Data listing
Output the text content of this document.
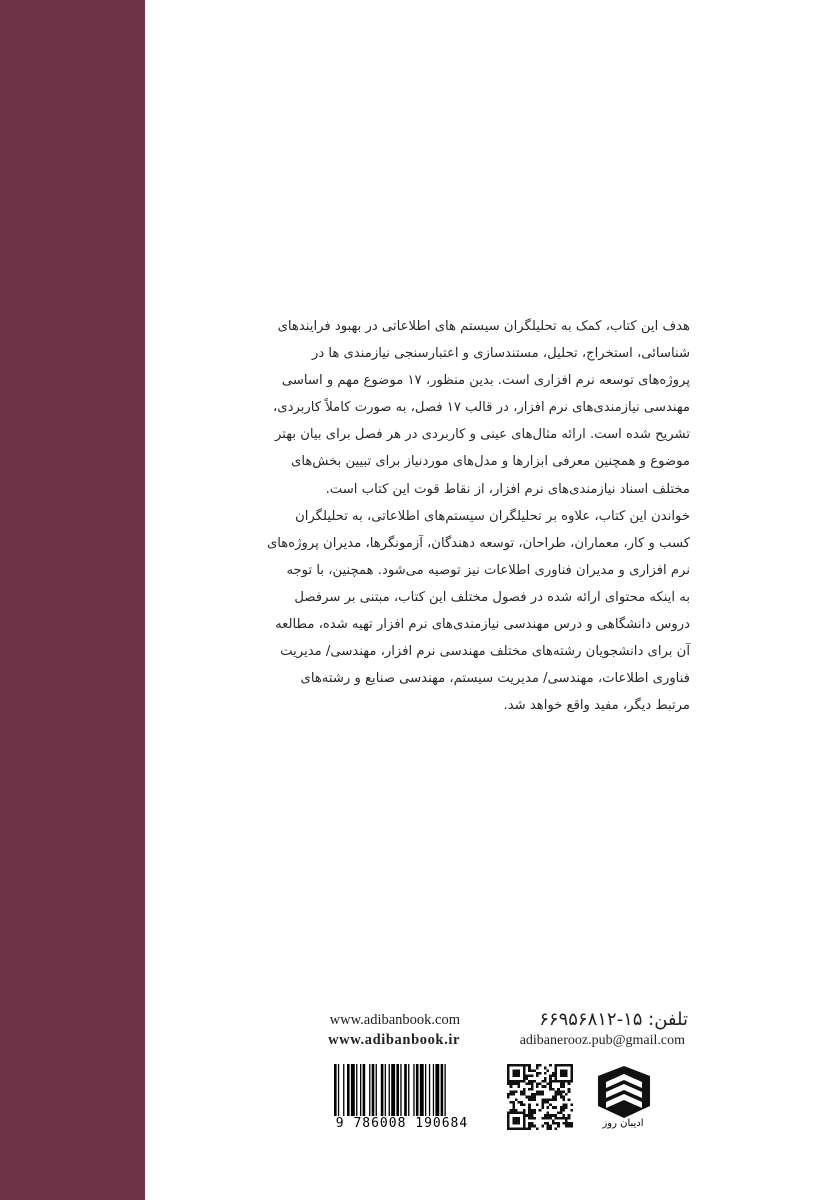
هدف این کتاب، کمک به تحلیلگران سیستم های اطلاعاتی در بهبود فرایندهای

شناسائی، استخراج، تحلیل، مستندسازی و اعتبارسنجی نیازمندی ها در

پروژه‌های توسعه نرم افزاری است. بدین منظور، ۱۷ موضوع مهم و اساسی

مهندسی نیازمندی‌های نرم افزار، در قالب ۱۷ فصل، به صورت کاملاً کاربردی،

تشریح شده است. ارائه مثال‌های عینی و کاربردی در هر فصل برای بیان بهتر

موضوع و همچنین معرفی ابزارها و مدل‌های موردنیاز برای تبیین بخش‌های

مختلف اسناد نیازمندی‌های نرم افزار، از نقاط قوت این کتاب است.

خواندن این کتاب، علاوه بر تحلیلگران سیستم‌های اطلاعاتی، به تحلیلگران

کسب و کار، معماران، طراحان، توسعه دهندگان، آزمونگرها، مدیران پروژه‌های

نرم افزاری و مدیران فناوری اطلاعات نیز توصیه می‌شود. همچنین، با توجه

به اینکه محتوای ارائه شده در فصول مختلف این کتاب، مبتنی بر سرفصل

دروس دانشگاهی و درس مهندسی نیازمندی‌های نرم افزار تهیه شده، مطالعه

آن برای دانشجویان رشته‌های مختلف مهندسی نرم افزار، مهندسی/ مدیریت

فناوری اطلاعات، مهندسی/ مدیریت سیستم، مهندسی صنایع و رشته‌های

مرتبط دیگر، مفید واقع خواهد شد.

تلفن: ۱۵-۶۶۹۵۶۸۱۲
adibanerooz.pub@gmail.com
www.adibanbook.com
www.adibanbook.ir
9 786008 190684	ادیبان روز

[To be done]
Make a verbatim copy of all the entries and strip out the pictures.

[Answer to this problem]
Output the text content of this document.
هدف این کتاب، کمک به تحلیلگران سیستم های اطلاعاتی در بهبود فرایندهای

شناسائی، استخراج، تحلیل، مستندسازی و اعتبارسنجی نیازمندی ها در

پروژه‌های توسعه نرم افزاری است. بدین منظور، ۱۷ موضوع مهم و اساسی

مهندسی نیازمندی‌های نرم افزار، در قالب ۱۷ فصل، به صورت کاملاً کاربردی،

تشریح شده است. ارائه مثال‌های عینی و کاربردی در هر فصل برای بیان بهتر

موضوع و همچنین معرفی ابزارها و مدل‌های موردنیاز برای تبیین بخش‌های

مختلف اسناد نیازمندی‌های نرم افزار، از نقاط قوت این کتاب است.

خواندن این کتاب، علاوه بر تحلیلگران سیستم‌های اطلاعاتی، به تحلیلگران

کسب و کار، معماران، طراحان، توسعه دهندگان، آزمونگرها، مدیران پروژه‌های

نرم افزاری و مدیران فناوری اطلاعات نیز توصیه می‌شود. همچنین، با توجه

به اینکه محتوای ارائه شده در فصول مختلف این کتاب، مبتنی بر سرفصل

دروس دانشگاهی و درس مهندسی نیازمندی‌های نرم افزار تهیه شده، مطالعه

آن برای دانشجویان رشته‌های مختلف مهندسی نرم افزار، مهندسی/ مدیریت

فناوری اطلاعات، مهندسی/ مدیریت سیستم، مهندسی صنایع و رشته‌های

مرتبط دیگر، مفید واقع خواهد شد.

تلفن: ۱۵-۶۶۹۵۶۸۱۲
adibanerooz.pub@gmail.com
www.adibanbook.com
www.adibanbook.ir
9 786008 190684	ادیبان روز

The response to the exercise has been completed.